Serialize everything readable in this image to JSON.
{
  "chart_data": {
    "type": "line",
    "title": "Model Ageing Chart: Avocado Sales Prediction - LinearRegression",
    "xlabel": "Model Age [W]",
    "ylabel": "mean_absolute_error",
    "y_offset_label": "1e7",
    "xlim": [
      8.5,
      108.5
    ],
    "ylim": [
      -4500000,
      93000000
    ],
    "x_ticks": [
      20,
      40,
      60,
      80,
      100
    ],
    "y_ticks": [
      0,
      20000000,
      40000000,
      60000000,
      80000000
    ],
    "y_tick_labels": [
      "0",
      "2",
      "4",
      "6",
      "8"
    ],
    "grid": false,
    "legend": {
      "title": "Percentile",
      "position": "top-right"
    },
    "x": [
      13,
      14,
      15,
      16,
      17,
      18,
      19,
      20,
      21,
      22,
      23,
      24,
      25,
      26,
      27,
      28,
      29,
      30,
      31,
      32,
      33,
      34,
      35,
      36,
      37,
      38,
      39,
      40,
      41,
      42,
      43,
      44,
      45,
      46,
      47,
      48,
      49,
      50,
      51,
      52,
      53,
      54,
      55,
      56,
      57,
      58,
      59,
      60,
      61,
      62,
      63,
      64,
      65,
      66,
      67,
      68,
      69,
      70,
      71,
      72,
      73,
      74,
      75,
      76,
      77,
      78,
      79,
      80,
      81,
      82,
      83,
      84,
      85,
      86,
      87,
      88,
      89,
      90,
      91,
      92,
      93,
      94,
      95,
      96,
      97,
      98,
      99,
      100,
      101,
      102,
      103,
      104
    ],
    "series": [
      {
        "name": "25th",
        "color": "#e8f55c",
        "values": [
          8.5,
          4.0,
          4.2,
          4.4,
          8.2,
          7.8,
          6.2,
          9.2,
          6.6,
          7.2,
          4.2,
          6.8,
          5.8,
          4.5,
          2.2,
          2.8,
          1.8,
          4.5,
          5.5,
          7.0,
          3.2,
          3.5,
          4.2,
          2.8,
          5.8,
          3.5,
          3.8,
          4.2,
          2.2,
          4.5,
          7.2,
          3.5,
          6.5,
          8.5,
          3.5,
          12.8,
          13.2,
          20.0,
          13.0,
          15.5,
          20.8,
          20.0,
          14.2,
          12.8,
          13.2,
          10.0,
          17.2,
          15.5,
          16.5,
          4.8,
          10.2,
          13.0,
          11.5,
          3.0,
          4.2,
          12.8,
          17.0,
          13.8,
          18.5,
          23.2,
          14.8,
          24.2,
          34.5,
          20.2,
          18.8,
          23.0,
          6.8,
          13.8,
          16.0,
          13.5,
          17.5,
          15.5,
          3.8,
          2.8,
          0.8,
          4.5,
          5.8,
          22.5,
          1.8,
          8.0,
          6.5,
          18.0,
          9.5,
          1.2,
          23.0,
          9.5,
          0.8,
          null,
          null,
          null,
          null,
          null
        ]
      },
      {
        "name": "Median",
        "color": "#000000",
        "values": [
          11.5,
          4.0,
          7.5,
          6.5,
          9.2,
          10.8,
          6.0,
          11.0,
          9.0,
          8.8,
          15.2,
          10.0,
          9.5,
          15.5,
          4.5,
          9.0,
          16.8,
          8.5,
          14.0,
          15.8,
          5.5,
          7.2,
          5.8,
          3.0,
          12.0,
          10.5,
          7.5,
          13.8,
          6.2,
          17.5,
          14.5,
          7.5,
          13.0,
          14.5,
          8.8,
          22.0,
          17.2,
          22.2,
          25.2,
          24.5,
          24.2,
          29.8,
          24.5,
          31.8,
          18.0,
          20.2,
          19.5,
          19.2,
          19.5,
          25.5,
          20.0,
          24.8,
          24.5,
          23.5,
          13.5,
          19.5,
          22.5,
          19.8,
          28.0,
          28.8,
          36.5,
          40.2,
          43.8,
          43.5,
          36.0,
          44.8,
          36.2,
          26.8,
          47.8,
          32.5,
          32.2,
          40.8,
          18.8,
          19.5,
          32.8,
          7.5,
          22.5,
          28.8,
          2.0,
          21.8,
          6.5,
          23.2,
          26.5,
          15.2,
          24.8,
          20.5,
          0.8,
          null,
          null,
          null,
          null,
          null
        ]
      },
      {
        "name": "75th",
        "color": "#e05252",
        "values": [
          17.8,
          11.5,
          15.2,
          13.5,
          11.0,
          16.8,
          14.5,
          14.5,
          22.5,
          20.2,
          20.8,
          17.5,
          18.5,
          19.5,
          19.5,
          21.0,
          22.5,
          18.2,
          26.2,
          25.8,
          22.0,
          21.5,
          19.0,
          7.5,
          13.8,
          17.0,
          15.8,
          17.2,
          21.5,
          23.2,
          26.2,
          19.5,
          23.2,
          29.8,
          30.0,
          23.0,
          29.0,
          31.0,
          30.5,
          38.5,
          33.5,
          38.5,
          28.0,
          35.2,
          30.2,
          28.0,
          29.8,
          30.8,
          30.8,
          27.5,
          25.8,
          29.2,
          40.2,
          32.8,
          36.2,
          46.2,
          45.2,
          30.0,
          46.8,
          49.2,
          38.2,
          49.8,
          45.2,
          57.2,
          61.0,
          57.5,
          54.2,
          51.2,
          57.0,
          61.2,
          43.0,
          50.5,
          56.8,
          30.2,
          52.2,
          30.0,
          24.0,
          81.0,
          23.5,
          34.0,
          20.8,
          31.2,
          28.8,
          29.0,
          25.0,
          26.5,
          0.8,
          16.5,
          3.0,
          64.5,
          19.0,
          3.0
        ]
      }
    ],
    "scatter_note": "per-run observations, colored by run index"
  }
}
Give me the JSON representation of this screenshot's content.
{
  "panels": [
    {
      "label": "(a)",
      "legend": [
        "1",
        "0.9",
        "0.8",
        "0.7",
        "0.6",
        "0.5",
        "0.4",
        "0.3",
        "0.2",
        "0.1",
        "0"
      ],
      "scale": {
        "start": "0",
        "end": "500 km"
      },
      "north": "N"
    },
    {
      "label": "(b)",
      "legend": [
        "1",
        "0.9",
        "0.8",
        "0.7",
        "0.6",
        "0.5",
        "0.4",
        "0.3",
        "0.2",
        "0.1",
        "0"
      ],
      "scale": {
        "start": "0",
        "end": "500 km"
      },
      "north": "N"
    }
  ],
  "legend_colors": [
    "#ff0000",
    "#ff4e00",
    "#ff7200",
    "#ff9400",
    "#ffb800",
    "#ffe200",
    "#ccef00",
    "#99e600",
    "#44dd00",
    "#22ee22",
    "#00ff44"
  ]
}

- _Exercise instructions_
Return the lines above exactly, keeping every word.

- _Complete answer_
Serialize everything readable in this image to JSON.
{
  "chart_data": {
    "type": "line",
    "title": "Model Ageing Chart: Avocado Sales Prediction - LinearRegression",
    "xlabel": "Model Age [W]",
    "ylabel": "mean_absolute_error",
    "y_offset_label": "1e7",
    "xlim": [
      8.5,
      108.5
    ],
    "ylim": [
      -4500000,
      93000000
    ],
    "x_ticks": [
      20,
      40,
      60,
      80,
      100
    ],
    "y_ticks": [
      0,
      20000000,
      40000000,
      60000000,
      80000000
    ],
    "y_tick_labels": [
      "0",
      "2",
      "4",
      "6",
      "8"
    ],
    "grid": false,
    "legend": {
      "title": "Percentile",
      "position": "top-right"
    },
    "x": [
      13,
      14,
      15,
      16,
      17,
      18,
      19,
      20,
      21,
      22,
      23,
      24,
      25,
      26,
      27,
      28,
      29,
      30,
      31,
      32,
      33,
      34,
      35,
      36,
      37,
      38,
      39,
      40,
      41,
      42,
      43,
      44,
      45,
      46,
      47,
      48,
      49,
      50,
      51,
      52,
      53,
      54,
      55,
      56,
      57,
      58,
      59,
      60,
      61,
      62,
      63,
      64,
      65,
      66,
      67,
      68,
      69,
      70,
      71,
      72,
      73,
      74,
      75,
      76,
      77,
      78,
      79,
      80,
      81,
      82,
      83,
      84,
      85,
      86,
      87,
      88,
      89,
      90,
      91,
      92,
      93,
      94,
      95,
      96,
      97,
      98,
      99,
      100,
      101,
      102,
      103,
      104
    ],
    "series": [
      {
        "name": "25th",
        "color": "#e8f55c",
        "values": [
          8.5,
          4.0,
          4.2,
          4.4,
          8.2,
          7.8,
          6.2,
          9.2,
          6.6,
          7.2,
          4.2,
          6.8,
          5.8,
          4.5,
          2.2,
          2.8,
          1.8,
          4.5,
          5.5,
          7.0,
          3.2,
          3.5,
          4.2,
          2.8,
          5.8,
          3.5,
          3.8,
          4.2,
          2.2,
          4.5,
          7.2,
          3.5,
          6.5,
          8.5,
          3.5,
          12.8,
          13.2,
          20.0,
          13.0,
          15.5,
          20.8,
          20.0,
          14.2,
          12.8,
          13.2,
          10.0,
          17.2,
          15.5,
          16.5,
          4.8,
          10.2,
          13.0,
          11.5,
          3.0,
          4.2,
          12.8,
          17.0,
          13.8,
          18.5,
          23.2,
          14.8,
          24.2,
          34.5,
          20.2,
          18.8,
          23.0,
          6.8,
          13.8,
          16.0,
          13.5,
          17.5,
          15.5,
          3.8,
          2.8,
          0.8,
          4.5,
          5.8,
          22.5,
          1.8,
          8.0,
          6.5,
          18.0,
          9.5,
          1.2,
          23.0,
          9.5,
          0.8,
          null,
          null,
          null,
          null,
          null
        ]
      },
      {
        "name": "Median",
        "color": "#000000",
        "values": [
          11.5,
          4.0,
          7.5,
          6.5,
          9.2,
          10.8,
          6.0,
          11.0,
          9.0,
          8.8,
          15.2,
          10.0,
          9.5,
          15.5,
          4.5,
          9.0,
          16.8,
          8.5,
          14.0,
          15.8,
          5.5,
          7.2,
          5.8,
          3.0,
          12.0,
          10.5,
          7.5,
          13.8,
          6.2,
          17.5,
          14.5,
          7.5,
          13.0,
          14.5,
          8.8,
          22.0,
          17.2,
          22.2,
          25.2,
          24.5,
          24.2,
          29.8,
          24.5,
          31.8,
          18.0,
          20.2,
          19.5,
          19.2,
          19.5,
          25.5,
          20.0,
          24.8,
          24.5,
          23.5,
          13.5,
          19.5,
          22.5,
          19.8,
          28.0,
          28.8,
          36.5,
          40.2,
          43.8,
          43.5,
          36.0,
          44.8,
          36.2,
          26.8,
          47.8,
          32.5,
          32.2,
          40.8,
          18.8,
          19.5,
          32.8,
          7.5,
          22.5,
          28.8,
          2.0,
          21.8,
          6.5,
          23.2,
          26.5,
          15.2,
          24.8,
          20.5,
          0.8,
          null,
          null,
          null,
          null,
          null
        ]
      },
      {
        "name": "75th",
        "color": "#e05252",
        "values": [
          17.8,
          11.5,
          15.2,
          13.5,
          11.0,
          16.8,
          14.5,
          14.5,
          22.5,
          20.2,
          20.8,
          17.5,
          18.5,
          19.5,
          19.5,
          21.0,
          22.5,
          18.2,
          26.2,
          25.8,
          22.0,
          21.5,
          19.0,
          7.5,
          13.8,
          17.0,
          15.8,
          17.2,
          21.5,
          23.2,
          26.2,
          19.5,
          23.2,
          29.8,
          30.0,
          23.0,
          29.0,
          31.0,
          30.5,
          38.5,
          33.5,
          38.5,
          28.0,
          35.2,
          30.2,
          28.0,
          29.8,
          30.8,
          30.8,
          27.5,
          25.8,
          29.2,
          40.2,
          32.8,
          36.2,
          46.2,
          45.2,
          30.0,
          46.8,
          49.2,
          38.2,
          49.8,
          45.2,
          57.2,
          61.0,
          57.5,
          54.2,
          51.2,
          57.0,
          61.2,
          43.0,
          50.5,
          56.8,
          30.2,
          52.2,
          30.0,
          24.0,
          81.0,
          23.5,
          34.0,
          20.8,
          31.2,
          28.8,
          29.0,
          25.0,
          26.5,
          0.8,
          16.5,
          3.0,
          64.5,
          19.0,
          3.0
        ]
      }
    ],
    "scatter_note": "per-run observations, colored by run index"
  }
}
Give me the JSON representation of this screenshot's content.
{
  "panels": [
    {
      "label": "(a)",
      "legend": [
        "1",
        "0.9",
        "0.8",
        "0.7",
        "0.6",
        "0.5",
        "0.4",
        "0.3",
        "0.2",
        "0.1",
        "0"
      ],
      "scale": {
        "start": "0",
        "end": "500 km"
      },
      "north": "N"
    },
    {
      "label": "(b)",
      "legend": [
        "1",
        "0.9",
        "0.8",
        "0.7",
        "0.6",
        "0.5",
        "0.4",
        "0.3",
        "0.2",
        "0.1",
        "0"
      ],
      "scale": {
        "start": "0",
        "end": "500 km"
      },
      "north": "N"
    }
  ],
  "legend_colors": [
    "#ff0000",
    "#ff4e00",
    "#ff7200",
    "#ff9400",
    "#ffb800",
    "#ffe200",
    "#ccef00",
    "#99e600",
    "#44dd00",
    "#22ee22",
    "#00ff44"
  ]
}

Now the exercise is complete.